**Given problem**
Carry none of the pictures over; set down the material below exactly.

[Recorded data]
(begin)

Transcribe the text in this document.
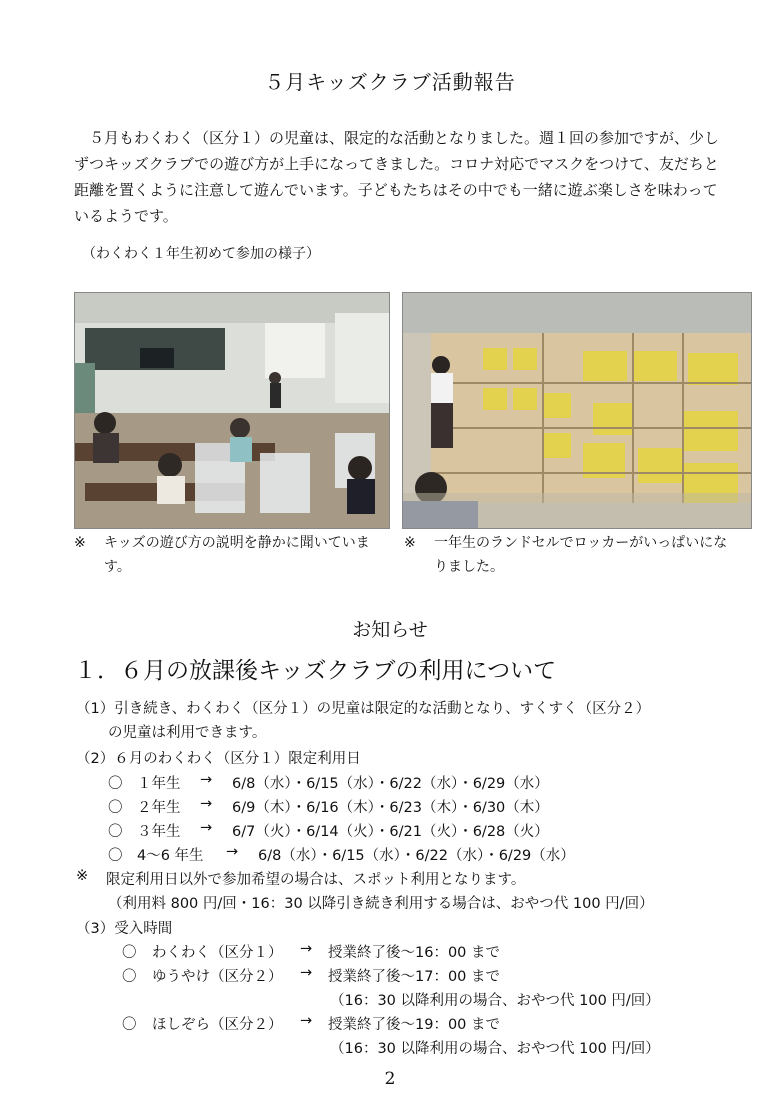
５月キッズクラブ活動報告
５月もわくわく（区分１）の児童は、限定的な活動となりました。週１回の参加ですが、少しずつキッズクラブでの遊び方が上手になってきました。コロナ対応でマスクをつけて、友だちと距離を置くように注意して遊んでいます。子どもたちはその中でも一緒に遊ぶ楽しさを味わっているようです。
（わくわく１年生初めて参加の様子）
※ キッズの遊び方の説明を静かに聞いています。
※ 一年生のランドセルでロッカーがいっぱいになりました。
お知らせ
１．６月の放課後キッズクラブの利用について
（1）引き続き、わくわく（区分１）の児童は限定的な活動となり、すくすく（区分２）
の児童は利用できます。
（2）６月のわくわく（区分１）限定利用日
〇 １年生 → 6/8（水）・6/15（水）・6/22（水）・6/29（水）
〇 ２年生 → 6/9（木）・6/16（木）・6/23（木）・6/30（木）
〇 ３年生 → 6/7（火）・6/14（火）・6/21（火）・6/28（火）
〇 4～6 年生 → 6/8（水）・6/15（水）・6/22（水）・6/29（水）
※ 限定利用日以外で参加希望の場合は、スポット利用となります。
（利用料 800 円/回・16：30 以降引き続き利用する場合は、おやつ代 100 円/回）
（3）受入時間
〇 わくわく（区分１） → 授業終了後～16：00 まで
〇 ゆうやけ（区分２） → 授業終了後～17：00 まで
（16：30 以降利用の場合、おやつ代 100 円/回）
〇 ほしぞら（区分２） → 授業終了後～19：00 まで
（16：30 以降利用の場合、おやつ代 100 円/回）
2
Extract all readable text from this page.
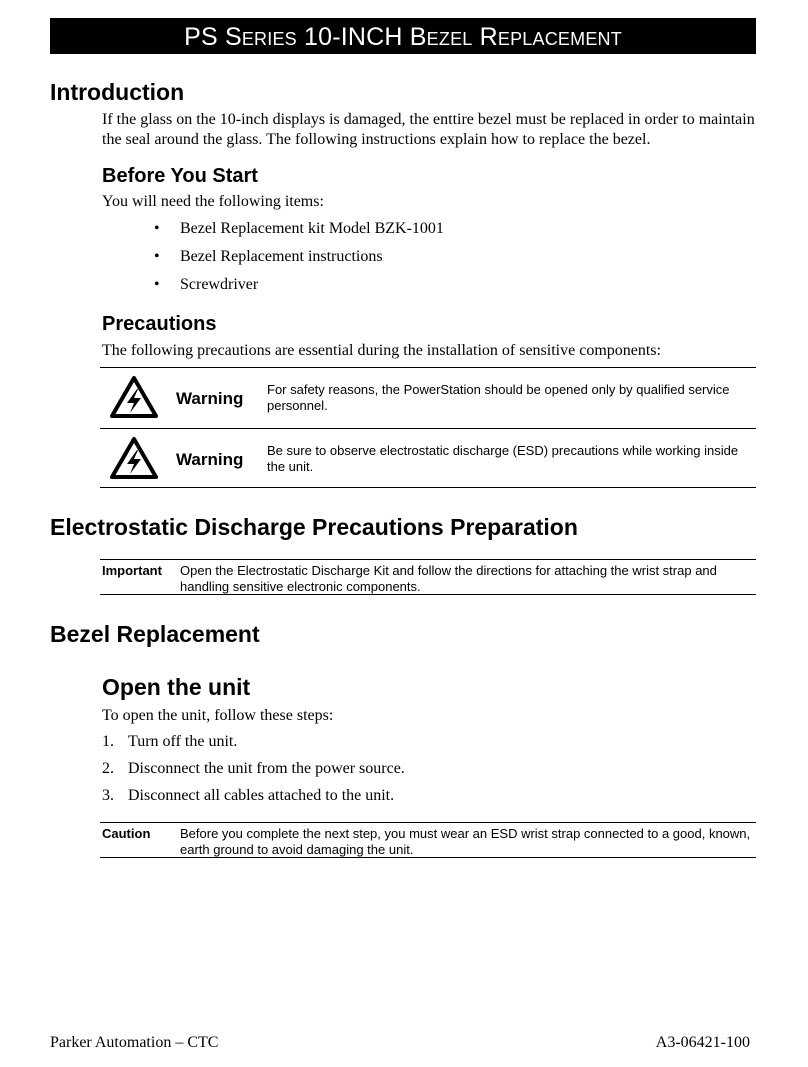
PS Series 10-INCH Bezel Replacement
Introduction
If the glass on the 10-inch displays is damaged, the enttire bezel must be replaced in order to maintain the seal around the glass. The following instructions explain how to replace the bezel.
Before You Start
You will need the following items:
• Bezel Replacement kit Model BZK-1001
• Bezel Replacement instructions
• Screwdriver
Precautions
The following precautions are essential during the installation of sensitive components:
Warning For safety reasons, the PowerStation should be opened only by qualified service personnel.
Warning Be sure to observe electrostatic discharge (ESD) precautions while working inside the unit.
Electrostatic Discharge Precautions Preparation
Important Open the Electrostatic Discharge Kit and follow the directions for attaching the wrist strap and handling sensitive electronic components.
Bezel Replacement
Open the unit
To open the unit, follow these steps:
1. Turn off the unit.
2. Disconnect the unit from the power source.
3. Disconnect all cables attached to the unit.
Caution Before you complete the next step, you must wear an ESD wrist strap connected to a good, known, earth ground to avoid damaging the unit.
Parker Automation – CTC	A3-06421-100
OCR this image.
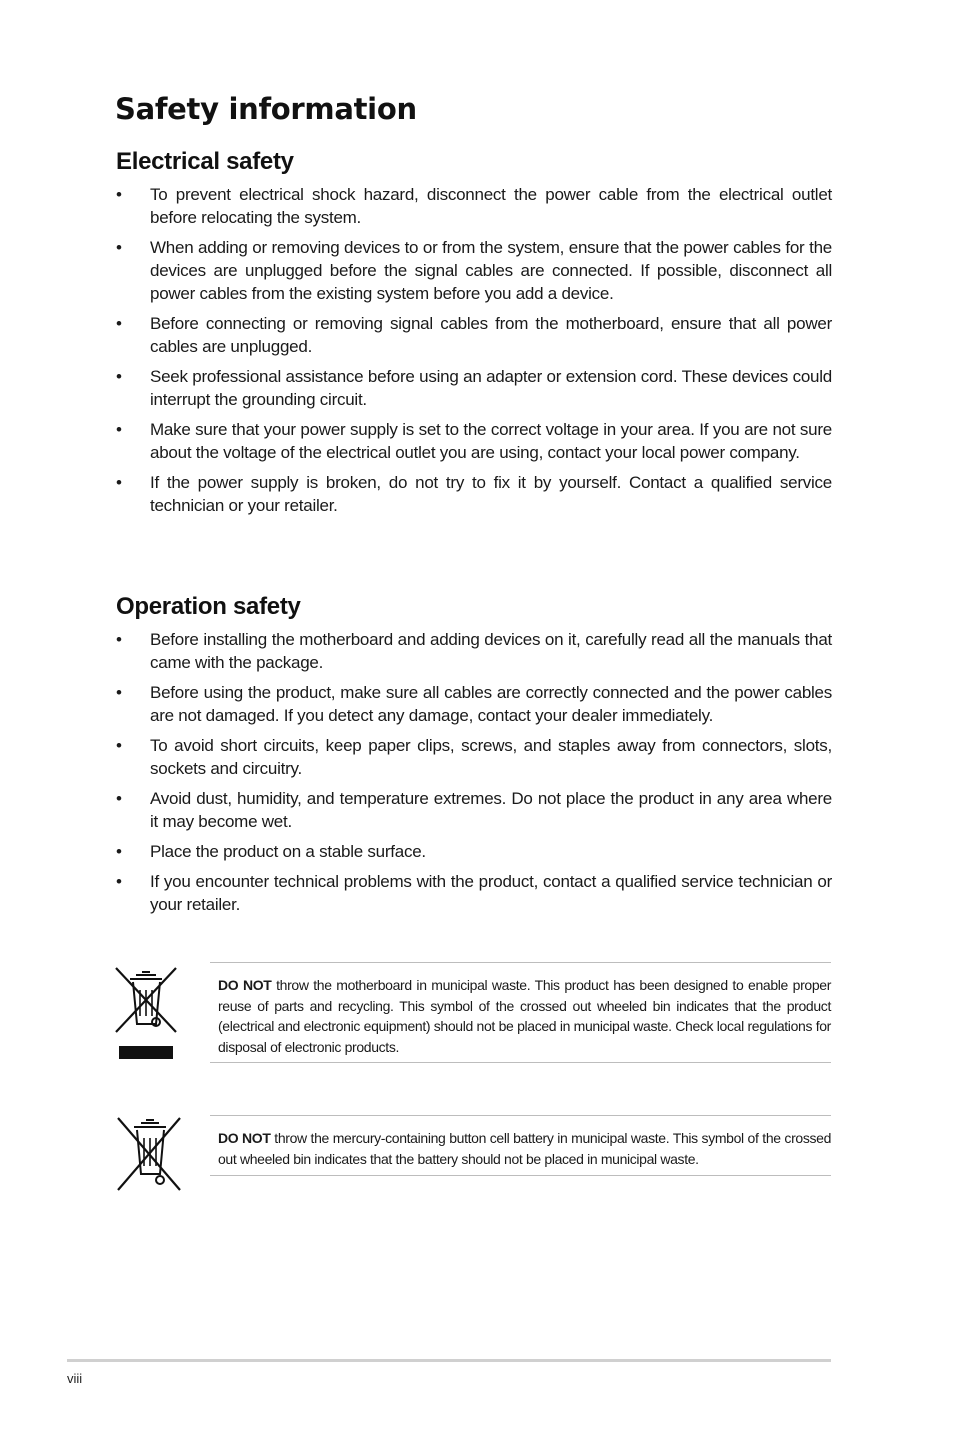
Safety information
Electrical safety
• To prevent electrical shock hazard, disconnect the power cable from the electrical outlet before relocating the system.
• When adding or removing devices to or from the system, ensure that the power cables for the devices are unplugged before the signal cables are connected. If possible, disconnect all power cables from the existing system before you add a device.
• Before connecting or removing signal cables from the motherboard, ensure that all power cables are unplugged.
• Seek professional assistance before using an adapter or extension cord. These devices could interrupt the grounding circuit.
• Make sure that your power supply is set to the correct voltage in your area. If you are not sure about the voltage of the electrical outlet you are using, contact your local power company.
• If the power supply is broken, do not try to fix it by yourself. Contact a qualified service technician or your retailer.
Operation safety
• Before installing the motherboard and adding devices on it, carefully read all the manuals that came with the package.
• Before using the product, make sure all cables are correctly connected and the power cables are not damaged. If you detect any damage, contact your dealer immediately.
• To avoid short circuits, keep paper clips, screws, and staples away from connectors, slots, sockets and circuitry.
• Avoid dust, humidity, and temperature extremes. Do not place the product in any area where it may become wet.
• Place the product on a stable surface.
• If you encounter technical problems with the product, contact a qualified service technician or your retailer.

DO NOT throw the motherboard in municipal waste. This product has been designed to enable proper reuse of parts and recycling. This symbol of the crossed out wheeled bin indicates that the product (electrical and electronic equipment) should not be placed in municipal waste. Check local regulations for disposal of electronic products.

DO NOT throw the mercury-containing button cell battery in municipal waste. This symbol of the crossed out wheeled bin indicates that the battery should not be placed in municipal waste.

viii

(end)

**The answer**
Transcribe the text in this document.
５月キッズクラブ活動報告
５月もわくわく（区分１）の児童は、限定的な活動となりました。週１回の参加ですが、少しずつキッズクラブでの遊び方が上手になってきました。コロナ対応でマスクをつけて、友だちと距離を置くように注意して遊んでいます。子どもたちはその中でも一緒に遊ぶ楽しさを味わっているようです。
（わくわく１年生初めて参加の様子）
※ キッズの遊び方の説明を静かに聞いています。
※ 一年生のランドセルでロッカーがいっぱいになりました。
お知らせ
１．６月の放課後キッズクラブの利用について
（1）引き続き、わくわく（区分１）の児童は限定的な活動となり、すくすく（区分２）
の児童は利用できます。
（2）６月のわくわく（区分１）限定利用日
〇 １年生 → 6/8（水）・6/15（水）・6/22（水）・6/29（水）
〇 ２年生 → 6/9（木）・6/16（木）・6/23（木）・6/30（木）
〇 ３年生 → 6/7（火）・6/14（火）・6/21（火）・6/28（火）
〇 4～6 年生 → 6/8（水）・6/15（水）・6/22（水）・6/29（水）
※ 限定利用日以外で参加希望の場合は、スポット利用となります。
（利用料 800 円/回・16：30 以降引き続き利用する場合は、おやつ代 100 円/回）
（3）受入時間
〇 わくわく（区分１） → 授業終了後～16：00 まで
〇 ゆうやけ（区分２） → 授業終了後～17：00 まで
（16：30 以降利用の場合、おやつ代 100 円/回）
〇 ほしぞら（区分２） → 授業終了後～19：00 まで
（16：30 以降利用の場合、おやつ代 100 円/回）
2
Extract all readable text from this page.
PS Series 10-INCH Bezel Replacement
Introduction
If the glass on the 10-inch displays is damaged, the enttire bezel must be replaced in order to maintain the seal around the glass. The following instructions explain how to replace the bezel.
Before You Start
You will need the following items:
• Bezel Replacement kit Model BZK-1001
• Bezel Replacement instructions
• Screwdriver
Precautions
The following precautions are essential during the installation of sensitive components:
Warning For safety reasons, the PowerStation should be opened only by qualified service personnel.
Warning Be sure to observe electrostatic discharge (ESD) precautions while working inside the unit.
Electrostatic Discharge Precautions Preparation
Important Open the Electrostatic Discharge Kit and follow the directions for attaching the wrist strap and handling sensitive electronic components.
Bezel Replacement
Open the unit
To open the unit, follow these steps:
1. Turn off the unit.
2. Disconnect the unit from the power source.
3. Disconnect all cables attached to the unit.
Caution Before you complete the next step, you must wear an ESD wrist strap connected to a good, known, earth ground to avoid damaging the unit.
Parker Automation – CTC	A3-06421-100
OCR this image.
Safety information
Electrical safety
• To prevent electrical shock hazard, disconnect the power cable from the electrical outlet before relocating the system.
• When adding or removing devices to or from the system, ensure that the power cables for the devices are unplugged before the signal cables are connected. If possible, disconnect all power cables from the existing system before you add a device.
• Before connecting or removing signal cables from the motherboard, ensure that all power cables are unplugged.
• Seek professional assistance before using an adapter or extension cord. These devices could interrupt the grounding circuit.
• Make sure that your power supply is set to the correct voltage in your area. If you are not sure about the voltage of the electrical outlet you are using, contact your local power company.
• If the power supply is broken, do not try to fix it by yourself. Contact a qualified service technician or your retailer.
Operation safety
• Before installing the motherboard and adding devices on it, carefully read all the manuals that came with the package.
• Before using the product, make sure all cables are correctly connected and the power cables are not damaged. If you detect any damage, contact your dealer immediately.
• To avoid short circuits, keep paper clips, screws, and staples away from connectors, slots, sockets and circuitry.
• Avoid dust, humidity, and temperature extremes. Do not place the product in any area where it may become wet.
• Place the product on a stable surface.
• If you encounter technical problems with the product, contact a qualified service technician or your retailer.

DO NOT throw the motherboard in municipal waste. This product has been designed to enable proper reuse of parts and recycling. This symbol of the crossed out wheeled bin indicates that the product (electrical and electronic equipment) should not be placed in municipal waste. Check local regulations for disposal of electronic products.

DO NOT throw the mercury-containing button cell battery in municipal waste. This symbol of the crossed out wheeled bin indicates that the battery should not be placed in municipal waste.

viii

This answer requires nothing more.